Will you give the material below again, every line exactly as it is?

--- Begin Provided data ---

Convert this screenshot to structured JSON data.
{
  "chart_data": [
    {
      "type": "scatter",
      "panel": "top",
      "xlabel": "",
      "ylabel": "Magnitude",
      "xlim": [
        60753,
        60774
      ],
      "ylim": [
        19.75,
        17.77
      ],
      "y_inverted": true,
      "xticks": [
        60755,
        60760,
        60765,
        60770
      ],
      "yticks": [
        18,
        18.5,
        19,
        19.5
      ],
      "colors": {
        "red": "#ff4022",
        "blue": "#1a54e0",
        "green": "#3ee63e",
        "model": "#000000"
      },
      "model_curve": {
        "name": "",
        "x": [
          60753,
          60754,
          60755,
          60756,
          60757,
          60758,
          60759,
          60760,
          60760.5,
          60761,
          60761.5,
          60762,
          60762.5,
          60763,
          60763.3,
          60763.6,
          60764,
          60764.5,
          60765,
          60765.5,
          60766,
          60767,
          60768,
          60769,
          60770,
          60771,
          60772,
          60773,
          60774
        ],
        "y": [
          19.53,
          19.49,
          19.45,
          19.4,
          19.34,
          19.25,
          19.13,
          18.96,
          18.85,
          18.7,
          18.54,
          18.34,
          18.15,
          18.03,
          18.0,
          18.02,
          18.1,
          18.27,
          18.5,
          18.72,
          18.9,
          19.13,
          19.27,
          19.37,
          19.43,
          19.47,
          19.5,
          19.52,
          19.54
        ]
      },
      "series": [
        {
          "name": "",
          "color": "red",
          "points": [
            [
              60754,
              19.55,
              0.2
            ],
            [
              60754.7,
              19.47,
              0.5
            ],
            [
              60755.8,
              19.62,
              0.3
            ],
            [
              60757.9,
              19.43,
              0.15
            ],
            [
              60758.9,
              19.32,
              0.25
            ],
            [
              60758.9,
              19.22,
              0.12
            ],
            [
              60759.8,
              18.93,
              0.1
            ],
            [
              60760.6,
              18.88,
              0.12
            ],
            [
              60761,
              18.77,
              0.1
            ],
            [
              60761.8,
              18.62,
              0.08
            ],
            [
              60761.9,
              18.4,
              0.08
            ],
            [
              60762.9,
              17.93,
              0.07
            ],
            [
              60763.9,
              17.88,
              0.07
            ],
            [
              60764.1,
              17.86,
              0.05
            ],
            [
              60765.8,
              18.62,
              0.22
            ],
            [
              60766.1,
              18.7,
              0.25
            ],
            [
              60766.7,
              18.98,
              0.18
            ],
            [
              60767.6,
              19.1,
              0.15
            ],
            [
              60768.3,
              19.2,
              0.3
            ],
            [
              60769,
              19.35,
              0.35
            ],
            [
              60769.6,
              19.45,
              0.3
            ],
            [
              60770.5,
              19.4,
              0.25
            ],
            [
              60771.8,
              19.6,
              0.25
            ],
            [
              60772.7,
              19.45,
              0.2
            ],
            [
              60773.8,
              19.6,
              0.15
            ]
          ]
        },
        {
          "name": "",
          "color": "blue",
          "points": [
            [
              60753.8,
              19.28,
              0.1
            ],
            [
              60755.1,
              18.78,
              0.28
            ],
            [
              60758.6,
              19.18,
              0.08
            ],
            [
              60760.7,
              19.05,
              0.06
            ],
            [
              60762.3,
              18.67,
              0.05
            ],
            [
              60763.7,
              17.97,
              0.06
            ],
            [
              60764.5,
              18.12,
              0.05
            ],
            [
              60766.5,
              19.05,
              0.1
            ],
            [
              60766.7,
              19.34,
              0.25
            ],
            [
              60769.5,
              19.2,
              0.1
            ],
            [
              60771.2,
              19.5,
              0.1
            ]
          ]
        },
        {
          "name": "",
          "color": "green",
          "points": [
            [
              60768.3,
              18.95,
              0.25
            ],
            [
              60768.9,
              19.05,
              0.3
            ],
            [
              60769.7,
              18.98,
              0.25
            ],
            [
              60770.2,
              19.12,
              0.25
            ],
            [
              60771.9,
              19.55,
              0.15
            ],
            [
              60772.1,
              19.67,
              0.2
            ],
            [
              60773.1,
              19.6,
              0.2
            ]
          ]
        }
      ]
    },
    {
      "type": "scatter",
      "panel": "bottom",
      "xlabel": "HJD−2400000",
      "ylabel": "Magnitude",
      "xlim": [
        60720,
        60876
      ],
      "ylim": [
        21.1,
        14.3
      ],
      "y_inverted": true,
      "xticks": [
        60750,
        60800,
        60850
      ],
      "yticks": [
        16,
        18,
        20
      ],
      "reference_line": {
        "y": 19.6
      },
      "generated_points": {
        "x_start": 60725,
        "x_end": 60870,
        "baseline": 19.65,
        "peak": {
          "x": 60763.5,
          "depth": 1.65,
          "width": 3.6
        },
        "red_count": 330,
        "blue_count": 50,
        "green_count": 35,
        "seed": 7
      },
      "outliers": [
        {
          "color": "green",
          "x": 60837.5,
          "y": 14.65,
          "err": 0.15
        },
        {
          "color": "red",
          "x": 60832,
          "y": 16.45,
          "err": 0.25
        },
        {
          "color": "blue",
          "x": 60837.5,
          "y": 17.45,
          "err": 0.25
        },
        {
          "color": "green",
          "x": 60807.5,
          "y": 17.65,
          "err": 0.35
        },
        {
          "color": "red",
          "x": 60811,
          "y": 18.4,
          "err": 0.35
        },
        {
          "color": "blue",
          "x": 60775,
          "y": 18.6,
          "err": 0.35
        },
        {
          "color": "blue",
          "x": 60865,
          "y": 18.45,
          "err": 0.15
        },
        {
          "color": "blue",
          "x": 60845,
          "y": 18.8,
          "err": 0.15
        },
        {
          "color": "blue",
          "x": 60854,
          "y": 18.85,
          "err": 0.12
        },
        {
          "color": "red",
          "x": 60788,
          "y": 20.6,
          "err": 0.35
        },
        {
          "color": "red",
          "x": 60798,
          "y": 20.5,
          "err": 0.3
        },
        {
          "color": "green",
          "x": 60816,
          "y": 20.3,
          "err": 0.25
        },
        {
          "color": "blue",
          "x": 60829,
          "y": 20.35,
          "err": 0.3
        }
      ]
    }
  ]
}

--- End Provided data ---

◆ **Answer**:
Convert this screenshot to structured JSON data.
{
  "chart_data": [
    {
      "type": "scatter",
      "panel": "top",
      "xlabel": "",
      "ylabel": "Magnitude",
      "xlim": [
        60753,
        60774
      ],
      "ylim": [
        19.75,
        17.77
      ],
      "y_inverted": true,
      "xticks": [
        60755,
        60760,
        60765,
        60770
      ],
      "yticks": [
        18,
        18.5,
        19,
        19.5
      ],
      "colors": {
        "red": "#ff4022",
        "blue": "#1a54e0",
        "green": "#3ee63e",
        "model": "#000000"
      },
      "model_curve": {
        "name": "",
        "x": [
          60753,
          60754,
          60755,
          60756,
          60757,
          60758,
          60759,
          60760,
          60760.5,
          60761,
          60761.5,
          60762,
          60762.5,
          60763,
          60763.3,
          60763.6,
          60764,
          60764.5,
          60765,
          60765.5,
          60766,
          60767,
          60768,
          60769,
          60770,
          60771,
          60772,
          60773,
          60774
        ],
        "y": [
          19.53,
          19.49,
          19.45,
          19.4,
          19.34,
          19.25,
          19.13,
          18.96,
          18.85,
          18.7,
          18.54,
          18.34,
          18.15,
          18.03,
          18.0,
          18.02,
          18.1,
          18.27,
          18.5,
          18.72,
          18.9,
          19.13,
          19.27,
          19.37,
          19.43,
          19.47,
          19.5,
          19.52,
          19.54
        ]
      },
      "series": [
        {
          "name": "",
          "color": "red",
          "points": [
            [
              60754,
              19.55,
              0.2
            ],
            [
              60754.7,
              19.47,
              0.5
            ],
            [
              60755.8,
              19.62,
              0.3
            ],
            [
              60757.9,
              19.43,
              0.15
            ],
            [
              60758.9,
              19.32,
              0.25
            ],
            [
              60758.9,
              19.22,
              0.12
            ],
            [
              60759.8,
              18.93,
              0.1
            ],
            [
              60760.6,
              18.88,
              0.12
            ],
            [
              60761,
              18.77,
              0.1
            ],
            [
              60761.8,
              18.62,
              0.08
            ],
            [
              60761.9,
              18.4,
              0.08
            ],
            [
              60762.9,
              17.93,
              0.07
            ],
            [
              60763.9,
              17.88,
              0.07
            ],
            [
              60764.1,
              17.86,
              0.05
            ],
            [
              60765.8,
              18.62,
              0.22
            ],
            [
              60766.1,
              18.7,
              0.25
            ],
            [
              60766.7,
              18.98,
              0.18
            ],
            [
              60767.6,
              19.1,
              0.15
            ],
            [
              60768.3,
              19.2,
              0.3
            ],
            [
              60769,
              19.35,
              0.35
            ],
            [
              60769.6,
              19.45,
              0.3
            ],
            [
              60770.5,
              19.4,
              0.25
            ],
            [
              60771.8,
              19.6,
              0.25
            ],
            [
              60772.7,
              19.45,
              0.2
            ],
            [
              60773.8,
              19.6,
              0.15
            ]
          ]
        },
        {
          "name": "",
          "color": "blue",
          "points": [
            [
              60753.8,
              19.28,
              0.1
            ],
            [
              60755.1,
              18.78,
              0.28
            ],
            [
              60758.6,
              19.18,
              0.08
            ],
            [
              60760.7,
              19.05,
              0.06
            ],
            [
              60762.3,
              18.67,
              0.05
            ],
            [
              60763.7,
              17.97,
              0.06
            ],
            [
              60764.5,
              18.12,
              0.05
            ],
            [
              60766.5,
              19.05,
              0.1
            ],
            [
              60766.7,
              19.34,
              0.25
            ],
            [
              60769.5,
              19.2,
              0.1
            ],
            [
              60771.2,
              19.5,
              0.1
            ]
          ]
        },
        {
          "name": "",
          "color": "green",
          "points": [
            [
              60768.3,
              18.95,
              0.25
            ],
            [
              60768.9,
              19.05,
              0.3
            ],
            [
              60769.7,
              18.98,
              0.25
            ],
            [
              60770.2,
              19.12,
              0.25
            ],
            [
              60771.9,
              19.55,
              0.15
            ],
            [
              60772.1,
              19.67,
              0.2
            ],
            [
              60773.1,
              19.6,
              0.2
            ]
          ]
        }
      ]
    },
    {
      "type": "scatter",
      "panel": "bottom",
      "xlabel": "HJD−2400000",
      "ylabel": "Magnitude",
      "xlim": [
        60720,
        60876
      ],
      "ylim": [
        21.1,
        14.3
      ],
      "y_inverted": true,
      "xticks": [
        60750,
        60800,
        60850
      ],
      "yticks": [
        16,
        18,
        20
      ],
      "reference_line": {
        "y": 19.6
      },
      "generated_points": {
        "x_start": 60725,
        "x_end": 60870,
        "baseline": 19.65,
        "peak": {
          "x": 60763.5,
          "depth": 1.65,
          "width": 3.6
        },
        "red_count": 330,
        "blue_count": 50,
        "green_count": 35,
        "seed": 7
      },
      "outliers": [
        {
          "color": "green",
          "x": 60837.5,
          "y": 14.65,
          "err": 0.15
        },
        {
          "color": "red",
          "x": 60832,
          "y": 16.45,
          "err": 0.25
        },
        {
          "color": "blue",
          "x": 60837.5,
          "y": 17.45,
          "err": 0.25
        },
        {
          "color": "green",
          "x": 60807.5,
          "y": 17.65,
          "err": 0.35
        },
        {
          "color": "red",
          "x": 60811,
          "y": 18.4,
          "err": 0.35
        },
        {
          "color": "blue",
          "x": 60775,
          "y": 18.6,
          "err": 0.35
        },
        {
          "color": "blue",
          "x": 60865,
          "y": 18.45,
          "err": 0.15
        },
        {
          "color": "blue",
          "x": 60845,
          "y": 18.8,
          "err": 0.15
        },
        {
          "color": "blue",
          "x": 60854,
          "y": 18.85,
          "err": 0.12
        },
        {
          "color": "red",
          "x": 60788,
          "y": 20.6,
          "err": 0.35
        },
        {
          "color": "red",
          "x": 60798,
          "y": 20.5,
          "err": 0.3
        },
        {
          "color": "green",
          "x": 60816,
          "y": 20.3,
          "err": 0.25
        },
        {
          "color": "blue",
          "x": 60829,
          "y": 20.35,
          "err": 0.3
        }
      ]
    }
  ]
}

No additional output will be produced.